# GOAL
Identify each line in the records below that contains the word "Apollo", and copy it.

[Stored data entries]
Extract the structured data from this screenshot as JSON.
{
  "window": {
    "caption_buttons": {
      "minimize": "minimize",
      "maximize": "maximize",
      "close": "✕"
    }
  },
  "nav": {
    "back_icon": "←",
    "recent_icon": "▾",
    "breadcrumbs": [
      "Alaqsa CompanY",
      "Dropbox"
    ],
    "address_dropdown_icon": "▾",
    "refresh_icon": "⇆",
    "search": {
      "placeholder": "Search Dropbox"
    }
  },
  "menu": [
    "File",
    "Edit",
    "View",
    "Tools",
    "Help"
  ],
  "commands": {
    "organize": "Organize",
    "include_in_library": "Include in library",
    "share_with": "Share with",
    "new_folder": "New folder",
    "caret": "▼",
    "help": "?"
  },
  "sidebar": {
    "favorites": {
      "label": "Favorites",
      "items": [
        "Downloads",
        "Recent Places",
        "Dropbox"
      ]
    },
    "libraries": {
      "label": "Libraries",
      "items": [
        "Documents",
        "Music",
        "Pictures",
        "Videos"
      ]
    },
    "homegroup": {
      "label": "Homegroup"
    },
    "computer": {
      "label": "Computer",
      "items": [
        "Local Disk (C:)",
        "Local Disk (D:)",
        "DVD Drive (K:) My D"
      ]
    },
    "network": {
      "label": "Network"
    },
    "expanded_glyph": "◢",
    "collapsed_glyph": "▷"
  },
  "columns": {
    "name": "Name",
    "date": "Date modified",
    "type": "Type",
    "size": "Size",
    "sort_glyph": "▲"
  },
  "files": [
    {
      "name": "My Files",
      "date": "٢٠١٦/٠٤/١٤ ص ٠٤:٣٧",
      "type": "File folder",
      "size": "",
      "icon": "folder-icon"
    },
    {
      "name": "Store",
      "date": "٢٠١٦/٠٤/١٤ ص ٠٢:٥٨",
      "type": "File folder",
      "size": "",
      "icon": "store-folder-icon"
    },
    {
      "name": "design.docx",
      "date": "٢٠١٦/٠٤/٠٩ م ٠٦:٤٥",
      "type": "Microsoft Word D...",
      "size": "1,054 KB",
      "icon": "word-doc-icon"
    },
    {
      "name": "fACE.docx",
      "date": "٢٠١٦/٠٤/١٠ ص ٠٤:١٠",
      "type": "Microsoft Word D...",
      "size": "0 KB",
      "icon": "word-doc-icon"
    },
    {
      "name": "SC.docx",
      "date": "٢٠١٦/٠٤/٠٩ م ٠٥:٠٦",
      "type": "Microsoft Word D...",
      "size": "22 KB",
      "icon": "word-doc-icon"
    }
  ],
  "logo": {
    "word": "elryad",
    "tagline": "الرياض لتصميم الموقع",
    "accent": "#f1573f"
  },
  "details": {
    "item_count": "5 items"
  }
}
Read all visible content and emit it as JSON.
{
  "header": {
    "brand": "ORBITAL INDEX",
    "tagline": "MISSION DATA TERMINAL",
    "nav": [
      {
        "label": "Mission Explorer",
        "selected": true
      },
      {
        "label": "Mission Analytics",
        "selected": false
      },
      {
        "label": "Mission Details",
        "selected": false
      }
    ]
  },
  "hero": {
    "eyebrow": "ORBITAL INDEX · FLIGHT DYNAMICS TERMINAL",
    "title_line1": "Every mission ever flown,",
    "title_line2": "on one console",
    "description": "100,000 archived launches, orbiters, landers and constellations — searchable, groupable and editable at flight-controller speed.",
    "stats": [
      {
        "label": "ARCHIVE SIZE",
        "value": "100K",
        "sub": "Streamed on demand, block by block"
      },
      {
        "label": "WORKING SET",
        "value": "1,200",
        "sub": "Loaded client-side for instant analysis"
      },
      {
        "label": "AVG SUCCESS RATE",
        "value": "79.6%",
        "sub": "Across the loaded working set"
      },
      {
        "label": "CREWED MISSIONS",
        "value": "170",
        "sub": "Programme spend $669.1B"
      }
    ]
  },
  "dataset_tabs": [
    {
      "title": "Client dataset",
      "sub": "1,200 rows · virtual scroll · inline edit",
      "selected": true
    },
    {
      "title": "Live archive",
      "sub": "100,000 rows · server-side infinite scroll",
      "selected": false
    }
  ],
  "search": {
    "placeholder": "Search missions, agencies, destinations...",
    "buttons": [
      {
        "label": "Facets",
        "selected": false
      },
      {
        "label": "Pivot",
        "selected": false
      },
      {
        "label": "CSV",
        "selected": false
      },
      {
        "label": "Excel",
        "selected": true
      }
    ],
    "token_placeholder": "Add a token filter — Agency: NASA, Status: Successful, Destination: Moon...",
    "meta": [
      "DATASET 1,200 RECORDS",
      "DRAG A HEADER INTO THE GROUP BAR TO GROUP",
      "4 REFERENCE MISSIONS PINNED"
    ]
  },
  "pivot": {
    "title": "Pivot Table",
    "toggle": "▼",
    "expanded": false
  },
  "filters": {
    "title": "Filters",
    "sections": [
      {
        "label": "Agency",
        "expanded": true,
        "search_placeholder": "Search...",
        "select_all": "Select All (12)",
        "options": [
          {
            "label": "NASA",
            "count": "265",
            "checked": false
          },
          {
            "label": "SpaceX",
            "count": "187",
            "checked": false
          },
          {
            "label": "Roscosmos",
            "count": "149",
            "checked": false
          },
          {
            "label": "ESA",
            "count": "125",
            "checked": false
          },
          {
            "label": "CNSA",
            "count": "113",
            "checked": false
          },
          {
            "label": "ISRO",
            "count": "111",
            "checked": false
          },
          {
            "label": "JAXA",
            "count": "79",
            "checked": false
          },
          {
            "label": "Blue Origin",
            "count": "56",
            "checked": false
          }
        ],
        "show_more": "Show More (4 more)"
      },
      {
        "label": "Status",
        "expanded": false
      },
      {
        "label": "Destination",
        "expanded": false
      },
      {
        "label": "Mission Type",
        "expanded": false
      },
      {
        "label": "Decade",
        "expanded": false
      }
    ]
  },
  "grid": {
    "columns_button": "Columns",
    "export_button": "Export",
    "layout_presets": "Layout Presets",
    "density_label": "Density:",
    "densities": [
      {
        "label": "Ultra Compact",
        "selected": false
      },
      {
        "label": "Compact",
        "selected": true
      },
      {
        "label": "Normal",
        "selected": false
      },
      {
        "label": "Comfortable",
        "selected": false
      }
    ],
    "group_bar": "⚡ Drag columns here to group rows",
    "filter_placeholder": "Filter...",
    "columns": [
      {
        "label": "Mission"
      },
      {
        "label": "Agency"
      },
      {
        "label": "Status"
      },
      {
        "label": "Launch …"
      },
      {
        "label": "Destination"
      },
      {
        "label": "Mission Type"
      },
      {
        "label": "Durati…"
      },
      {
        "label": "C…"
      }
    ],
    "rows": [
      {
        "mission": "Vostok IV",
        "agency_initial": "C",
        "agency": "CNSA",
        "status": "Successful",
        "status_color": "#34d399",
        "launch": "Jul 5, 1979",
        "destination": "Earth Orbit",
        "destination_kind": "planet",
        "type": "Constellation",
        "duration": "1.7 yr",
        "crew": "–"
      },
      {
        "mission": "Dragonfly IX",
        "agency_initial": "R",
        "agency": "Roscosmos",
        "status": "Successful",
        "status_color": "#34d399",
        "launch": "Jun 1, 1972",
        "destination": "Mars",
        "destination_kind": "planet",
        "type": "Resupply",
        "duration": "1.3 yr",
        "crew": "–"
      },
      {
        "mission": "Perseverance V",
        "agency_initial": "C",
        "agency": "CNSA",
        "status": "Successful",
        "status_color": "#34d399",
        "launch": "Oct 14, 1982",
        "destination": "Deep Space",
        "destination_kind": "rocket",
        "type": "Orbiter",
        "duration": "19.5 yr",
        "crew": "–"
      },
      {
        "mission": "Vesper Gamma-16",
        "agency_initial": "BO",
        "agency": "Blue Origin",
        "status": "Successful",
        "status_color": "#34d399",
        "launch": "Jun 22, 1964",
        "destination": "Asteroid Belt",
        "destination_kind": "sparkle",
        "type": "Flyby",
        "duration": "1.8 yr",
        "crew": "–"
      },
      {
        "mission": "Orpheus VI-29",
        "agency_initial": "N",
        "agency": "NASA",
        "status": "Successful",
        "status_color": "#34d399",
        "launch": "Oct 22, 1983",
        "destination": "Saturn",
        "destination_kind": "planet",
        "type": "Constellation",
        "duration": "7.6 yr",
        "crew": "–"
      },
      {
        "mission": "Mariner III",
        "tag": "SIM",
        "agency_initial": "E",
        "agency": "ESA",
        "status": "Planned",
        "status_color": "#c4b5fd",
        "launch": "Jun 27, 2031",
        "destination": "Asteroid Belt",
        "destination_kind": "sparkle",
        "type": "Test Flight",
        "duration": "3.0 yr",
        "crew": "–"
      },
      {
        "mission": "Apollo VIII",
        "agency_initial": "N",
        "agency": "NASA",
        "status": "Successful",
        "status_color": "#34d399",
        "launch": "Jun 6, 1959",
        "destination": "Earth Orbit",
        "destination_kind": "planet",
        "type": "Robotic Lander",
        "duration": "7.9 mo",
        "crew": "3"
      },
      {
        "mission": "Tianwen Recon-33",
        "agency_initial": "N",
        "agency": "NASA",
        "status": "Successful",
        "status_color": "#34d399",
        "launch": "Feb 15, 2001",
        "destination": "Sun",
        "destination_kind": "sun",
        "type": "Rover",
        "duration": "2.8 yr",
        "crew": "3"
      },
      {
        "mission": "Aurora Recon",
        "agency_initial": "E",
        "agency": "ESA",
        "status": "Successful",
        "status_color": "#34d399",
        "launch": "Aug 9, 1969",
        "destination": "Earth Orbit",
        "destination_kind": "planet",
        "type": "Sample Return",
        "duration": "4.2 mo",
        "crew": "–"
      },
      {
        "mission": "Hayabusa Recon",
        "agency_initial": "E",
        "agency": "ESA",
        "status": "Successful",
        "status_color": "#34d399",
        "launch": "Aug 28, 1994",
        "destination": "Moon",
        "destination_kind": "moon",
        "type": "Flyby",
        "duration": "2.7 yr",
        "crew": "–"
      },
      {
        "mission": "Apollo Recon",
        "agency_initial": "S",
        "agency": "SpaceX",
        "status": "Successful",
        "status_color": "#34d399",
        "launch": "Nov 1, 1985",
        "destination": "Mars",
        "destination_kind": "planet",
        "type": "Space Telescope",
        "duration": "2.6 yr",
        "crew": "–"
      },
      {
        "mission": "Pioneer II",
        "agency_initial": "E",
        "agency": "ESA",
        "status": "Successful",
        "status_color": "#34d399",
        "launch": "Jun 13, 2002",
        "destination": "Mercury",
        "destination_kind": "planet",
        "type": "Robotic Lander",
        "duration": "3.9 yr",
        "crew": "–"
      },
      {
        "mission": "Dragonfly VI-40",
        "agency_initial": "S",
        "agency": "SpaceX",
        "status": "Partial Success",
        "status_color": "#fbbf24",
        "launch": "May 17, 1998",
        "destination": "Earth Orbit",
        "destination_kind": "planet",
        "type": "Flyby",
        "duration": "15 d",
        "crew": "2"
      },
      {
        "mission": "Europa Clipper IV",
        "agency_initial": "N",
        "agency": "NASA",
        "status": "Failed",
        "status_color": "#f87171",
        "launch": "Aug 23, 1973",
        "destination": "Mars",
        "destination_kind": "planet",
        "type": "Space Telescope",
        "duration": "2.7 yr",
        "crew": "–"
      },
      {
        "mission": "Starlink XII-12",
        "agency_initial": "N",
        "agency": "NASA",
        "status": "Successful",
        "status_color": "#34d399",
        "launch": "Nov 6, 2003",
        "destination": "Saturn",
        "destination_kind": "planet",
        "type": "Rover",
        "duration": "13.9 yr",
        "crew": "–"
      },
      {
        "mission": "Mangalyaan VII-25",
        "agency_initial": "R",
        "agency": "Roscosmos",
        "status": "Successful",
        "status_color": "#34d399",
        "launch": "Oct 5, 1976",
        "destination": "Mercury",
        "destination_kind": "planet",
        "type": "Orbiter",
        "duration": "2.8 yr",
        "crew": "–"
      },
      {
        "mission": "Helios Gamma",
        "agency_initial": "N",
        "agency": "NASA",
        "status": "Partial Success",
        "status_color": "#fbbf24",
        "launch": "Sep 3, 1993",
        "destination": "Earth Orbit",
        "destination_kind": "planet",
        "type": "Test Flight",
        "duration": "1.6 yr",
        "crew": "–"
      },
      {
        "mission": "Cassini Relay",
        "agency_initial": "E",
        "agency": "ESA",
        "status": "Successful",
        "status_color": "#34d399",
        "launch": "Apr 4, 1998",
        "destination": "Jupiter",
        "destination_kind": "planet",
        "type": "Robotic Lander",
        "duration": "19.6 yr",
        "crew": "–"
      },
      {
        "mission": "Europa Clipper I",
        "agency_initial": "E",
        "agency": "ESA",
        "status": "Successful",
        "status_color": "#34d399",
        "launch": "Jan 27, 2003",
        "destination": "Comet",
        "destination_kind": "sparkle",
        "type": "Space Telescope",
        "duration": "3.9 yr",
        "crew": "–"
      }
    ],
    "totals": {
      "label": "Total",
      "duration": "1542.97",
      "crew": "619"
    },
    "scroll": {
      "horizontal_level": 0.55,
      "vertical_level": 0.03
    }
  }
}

# EXERCISE RESPONSE
        "mission": "Apollo VIII",
        "mission": "Apollo Recon",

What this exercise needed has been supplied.